| WHAT THIS TASK INVOLVES |
Return the listing below word for word.

| SUPPLIED INFORMATION |
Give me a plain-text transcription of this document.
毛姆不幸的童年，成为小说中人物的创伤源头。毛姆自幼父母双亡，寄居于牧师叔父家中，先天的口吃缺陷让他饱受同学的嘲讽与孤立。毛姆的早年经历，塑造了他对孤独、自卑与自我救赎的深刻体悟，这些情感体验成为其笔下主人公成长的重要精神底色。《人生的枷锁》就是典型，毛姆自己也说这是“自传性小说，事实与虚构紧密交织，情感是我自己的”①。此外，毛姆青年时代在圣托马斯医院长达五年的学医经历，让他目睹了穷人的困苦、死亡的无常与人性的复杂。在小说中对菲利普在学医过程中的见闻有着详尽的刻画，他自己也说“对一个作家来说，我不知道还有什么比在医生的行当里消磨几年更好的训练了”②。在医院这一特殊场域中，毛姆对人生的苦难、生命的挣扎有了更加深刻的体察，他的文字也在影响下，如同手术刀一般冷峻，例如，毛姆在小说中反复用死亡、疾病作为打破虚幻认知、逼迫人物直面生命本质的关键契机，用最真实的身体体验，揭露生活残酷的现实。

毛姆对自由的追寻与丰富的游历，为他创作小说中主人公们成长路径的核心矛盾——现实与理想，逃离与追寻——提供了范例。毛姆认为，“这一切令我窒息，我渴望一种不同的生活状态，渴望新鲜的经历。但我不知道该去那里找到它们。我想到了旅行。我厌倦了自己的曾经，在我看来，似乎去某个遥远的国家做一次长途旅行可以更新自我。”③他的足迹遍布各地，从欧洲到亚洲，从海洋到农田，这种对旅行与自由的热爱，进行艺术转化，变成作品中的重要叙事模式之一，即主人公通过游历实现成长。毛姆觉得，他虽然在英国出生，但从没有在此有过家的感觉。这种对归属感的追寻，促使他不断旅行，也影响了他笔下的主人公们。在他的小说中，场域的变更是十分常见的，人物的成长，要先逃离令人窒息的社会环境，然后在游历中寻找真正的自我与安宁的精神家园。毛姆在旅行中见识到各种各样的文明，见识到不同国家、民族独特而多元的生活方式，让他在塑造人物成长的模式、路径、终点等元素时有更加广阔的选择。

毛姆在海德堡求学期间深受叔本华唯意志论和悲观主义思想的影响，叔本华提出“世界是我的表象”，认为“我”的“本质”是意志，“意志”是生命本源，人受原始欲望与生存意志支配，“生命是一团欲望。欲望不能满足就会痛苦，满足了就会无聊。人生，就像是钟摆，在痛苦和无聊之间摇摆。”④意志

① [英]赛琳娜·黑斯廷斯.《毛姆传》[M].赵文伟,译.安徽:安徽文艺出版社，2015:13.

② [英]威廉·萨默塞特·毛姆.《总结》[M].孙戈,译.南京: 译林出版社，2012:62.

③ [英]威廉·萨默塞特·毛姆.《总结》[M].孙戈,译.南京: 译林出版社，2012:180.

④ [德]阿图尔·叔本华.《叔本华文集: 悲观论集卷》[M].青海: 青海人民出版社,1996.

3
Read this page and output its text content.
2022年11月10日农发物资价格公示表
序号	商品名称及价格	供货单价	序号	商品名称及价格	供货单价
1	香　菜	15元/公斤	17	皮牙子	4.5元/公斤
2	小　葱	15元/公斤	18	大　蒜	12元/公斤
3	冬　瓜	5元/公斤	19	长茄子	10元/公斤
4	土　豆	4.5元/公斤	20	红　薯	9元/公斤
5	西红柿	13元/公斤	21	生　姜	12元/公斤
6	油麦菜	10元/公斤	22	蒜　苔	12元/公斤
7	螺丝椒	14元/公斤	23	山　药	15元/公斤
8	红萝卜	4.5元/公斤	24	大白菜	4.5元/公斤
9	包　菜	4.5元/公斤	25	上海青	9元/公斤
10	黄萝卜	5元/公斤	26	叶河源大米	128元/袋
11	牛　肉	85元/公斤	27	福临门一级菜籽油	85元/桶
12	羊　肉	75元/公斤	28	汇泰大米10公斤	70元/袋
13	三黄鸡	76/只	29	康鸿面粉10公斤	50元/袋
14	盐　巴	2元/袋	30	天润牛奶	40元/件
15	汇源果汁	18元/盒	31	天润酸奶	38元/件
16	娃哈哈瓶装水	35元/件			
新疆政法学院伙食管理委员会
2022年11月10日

| IN RESPONSE |
Give me a plain-text transcription of this document.
毛姆不幸的童年，成为小说中人物的创伤源头。毛姆自幼父母双亡，寄居于牧师叔父家中，先天的口吃缺陷让他饱受同学的嘲讽与孤立。毛姆的早年经历，塑造了他对孤独、自卑与自我救赎的深刻体悟，这些情感体验成为其笔下主人公成长的重要精神底色。《人生的枷锁》就是典型，毛姆自己也说这是“自传性小说，事实与虚构紧密交织，情感是我自己的”①。此外，毛姆青年时代在圣托马斯医院长达五年的学医经历，让他目睹了穷人的困苦、死亡的无常与人性的复杂。在小说中对菲利普在学医过程中的见闻有着详尽的刻画，他自己也说“对一个作家来说，我不知道还有什么比在医生的行当里消磨几年更好的训练了”②。在医院这一特殊场域中，毛姆对人生的苦难、生命的挣扎有了更加深刻的体察，他的文字也在影响下，如同手术刀一般冷峻，例如，毛姆在小说中反复用死亡、疾病作为打破虚幻认知、逼迫人物直面生命本质的关键契机，用最真实的身体体验，揭露生活残酷的现实。

毛姆对自由的追寻与丰富的游历，为他创作小说中主人公们成长路径的核心矛盾——现实与理想，逃离与追寻——提供了范例。毛姆认为，“这一切令我窒息，我渴望一种不同的生活状态，渴望新鲜的经历。但我不知道该去那里找到它们。我想到了旅行。我厌倦了自己的曾经，在我看来，似乎去某个遥远的国家做一次长途旅行可以更新自我。”③他的足迹遍布各地，从欧洲到亚洲，从海洋到农田，这种对旅行与自由的热爱，进行艺术转化，变成作品中的重要叙事模式之一，即主人公通过游历实现成长。毛姆觉得，他虽然在英国出生，但从没有在此有过家的感觉。这种对归属感的追寻，促使他不断旅行，也影响了他笔下的主人公们。在他的小说中，场域的变更是十分常见的，人物的成长，要先逃离令人窒息的社会环境，然后在游历中寻找真正的自我与安宁的精神家园。毛姆在旅行中见识到各种各样的文明，见识到不同国家、民族独特而多元的生活方式，让他在塑造人物成长的模式、路径、终点等元素时有更加广阔的选择。

毛姆在海德堡求学期间深受叔本华唯意志论和悲观主义思想的影响，叔本华提出“世界是我的表象”，认为“我”的“本质”是意志，“意志”是生命本源，人受原始欲望与生存意志支配，“生命是一团欲望。欲望不能满足就会痛苦，满足了就会无聊。人生，就像是钟摆，在痛苦和无聊之间摇摆。”④意志

① [英]赛琳娜·黑斯廷斯.《毛姆传》[M].赵文伟,译.安徽:安徽文艺出版社，2015:13.

② [英]威廉·萨默塞特·毛姆.《总结》[M].孙戈,译.南京: 译林出版社，2012:62.

③ [英]威廉·萨默塞特·毛姆.《总结》[M].孙戈,译.南京: 译林出版社，2012:180.

④ [德]阿图尔·叔本华.《叔本华文集: 悲观论集卷》[M].青海: 青海人民出版社,1996.

3
Read this page and output its text content.
2022年11月10日农发物资价格公示表
序号	商品名称及价格	供货单价	序号	商品名称及价格	供货单价
1	香　菜	15元/公斤	17	皮牙子	4.5元/公斤
2	小　葱	15元/公斤	18	大　蒜	12元/公斤
3	冬　瓜	5元/公斤	19	长茄子	10元/公斤
4	土　豆	4.5元/公斤	20	红　薯	9元/公斤
5	西红柿	13元/公斤	21	生　姜	12元/公斤
6	油麦菜	10元/公斤	22	蒜　苔	12元/公斤
7	螺丝椒	14元/公斤	23	山　药	15元/公斤
8	红萝卜	4.5元/公斤	24	大白菜	4.5元/公斤
9	包　菜	4.5元/公斤	25	上海青	9元/公斤
10	黄萝卜	5元/公斤	26	叶河源大米	128元/袋
11	牛　肉	85元/公斤	27	福临门一级菜籽油	85元/桶
12	羊　肉	75元/公斤	28	汇泰大米10公斤	70元/袋
13	三黄鸡	76/只	29	康鸿面粉10公斤	50元/袋
14	盐　巴	2元/袋	30	天润牛奶	40元/件
15	汇源果汁	18元/盒	31	天润酸奶	38元/件
16	娃哈哈瓶装水	35元/件			
新疆政法学院伙食管理委员会
2022年11月10日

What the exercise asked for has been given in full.